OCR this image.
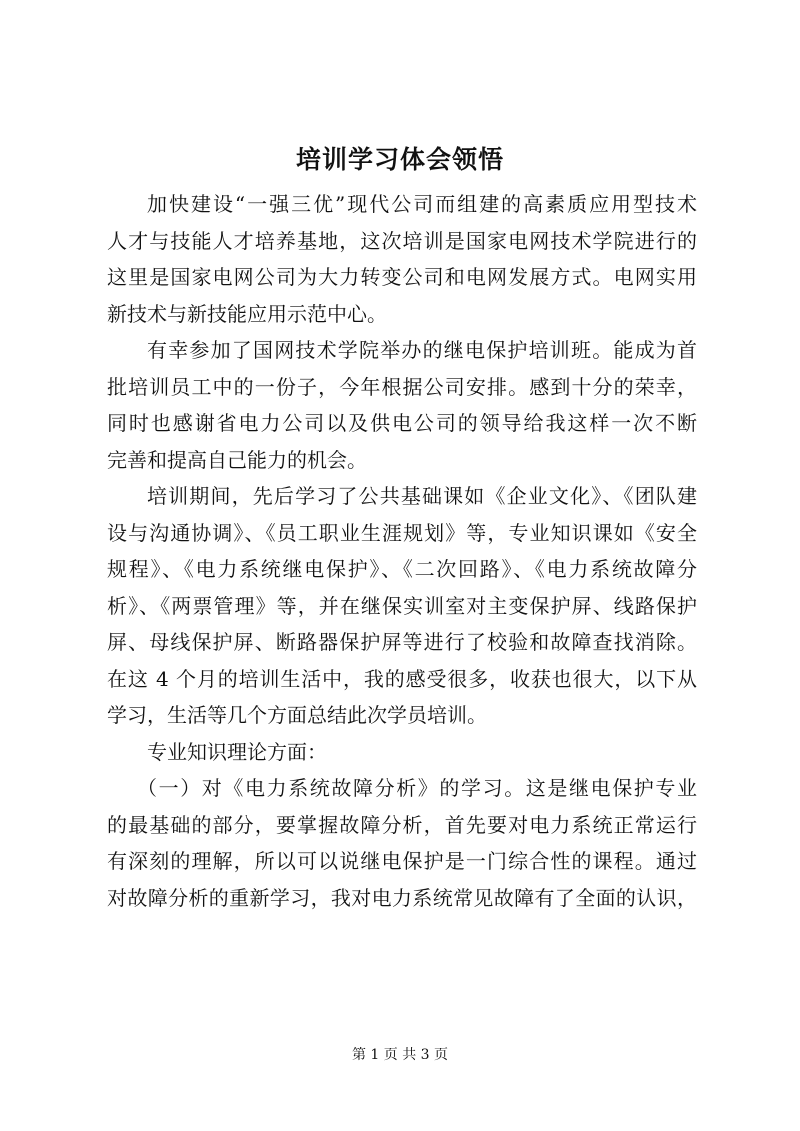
培训学习体会领悟

加快建设“一强三优”现代公司而组建的高素质应用型技术
人才与技能人才培养基地，这次培训是国家电网技术学院进行的
这里是国家电网公司为大力转变公司和电网发展方式。电网实用
新技术与新技能应用示范中心。

有幸参加了国网技术学院举办的继电保护培训班。能成为首
批培训员工中的一份子，今年根据公司安排。感到十分的荣幸，
同时也感谢省电力公司以及供电公司的领导给我这样一次不断
完善和提高自己能力的机会。

培训期间，先后学习了公共基础课如《企业文化》、《团队建
设与沟通协调》、《员工职业生涯规划》等，专业知识课如《安全
规程》、《电力系统继电保护》、《二次回路》、《电力系统故障分
析》、《两票管理》等，并在继保实训室对主变保护屏、线路保护
屏、母线保护屏、断路器保护屏等进行了校验和故障查找消除。
在这 4 个月的培训生活中，我的感受很多，收获也很大，以下从
学习，生活等几个方面总结此次学员培训。

专业知识理论方面：

（一）对《电力系统故障分析》的学习。这是继电保护专业
的最基础的部分，要掌握故障分析，首先要对电力系统正常运行
有深刻的理解，所以可以说继电保护是一门综合性的课程。通过
对故障分析的重新学习，我对电力系统常见故障有了全面的认识，

第 1 页 共 3 页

===

> What is expected
Without the pictures, print the records in full, exactly as they appear.

> Response to the exercise
OCR this image.
培训学习体会领悟

加快建设“一强三优”现代公司而组建的高素质应用型技术
人才与技能人才培养基地，这次培训是国家电网技术学院进行的
这里是国家电网公司为大力转变公司和电网发展方式。电网实用
新技术与新技能应用示范中心。

有幸参加了国网技术学院举办的继电保护培训班。能成为首
批培训员工中的一份子，今年根据公司安排。感到十分的荣幸，
同时也感谢省电力公司以及供电公司的领导给我这样一次不断
完善和提高自己能力的机会。

培训期间，先后学习了公共基础课如《企业文化》、《团队建
设与沟通协调》、《员工职业生涯规划》等，专业知识课如《安全
规程》、《电力系统继电保护》、《二次回路》、《电力系统故障分
析》、《两票管理》等，并在继保实训室对主变保护屏、线路保护
屏、母线保护屏、断路器保护屏等进行了校验和故障查找消除。
在这 4 个月的培训生活中，我的感受很多，收获也很大，以下从
学习，生活等几个方面总结此次学员培训。

专业知识理论方面：

（一）对《电力系统故障分析》的学习。这是继电保护专业
的最基础的部分，要掌握故障分析，首先要对电力系统正常运行
有深刻的理解，所以可以说继电保护是一门综合性的课程。通过
对故障分析的重新学习，我对电力系统常见故障有了全面的认识，

第 1 页 共 3 页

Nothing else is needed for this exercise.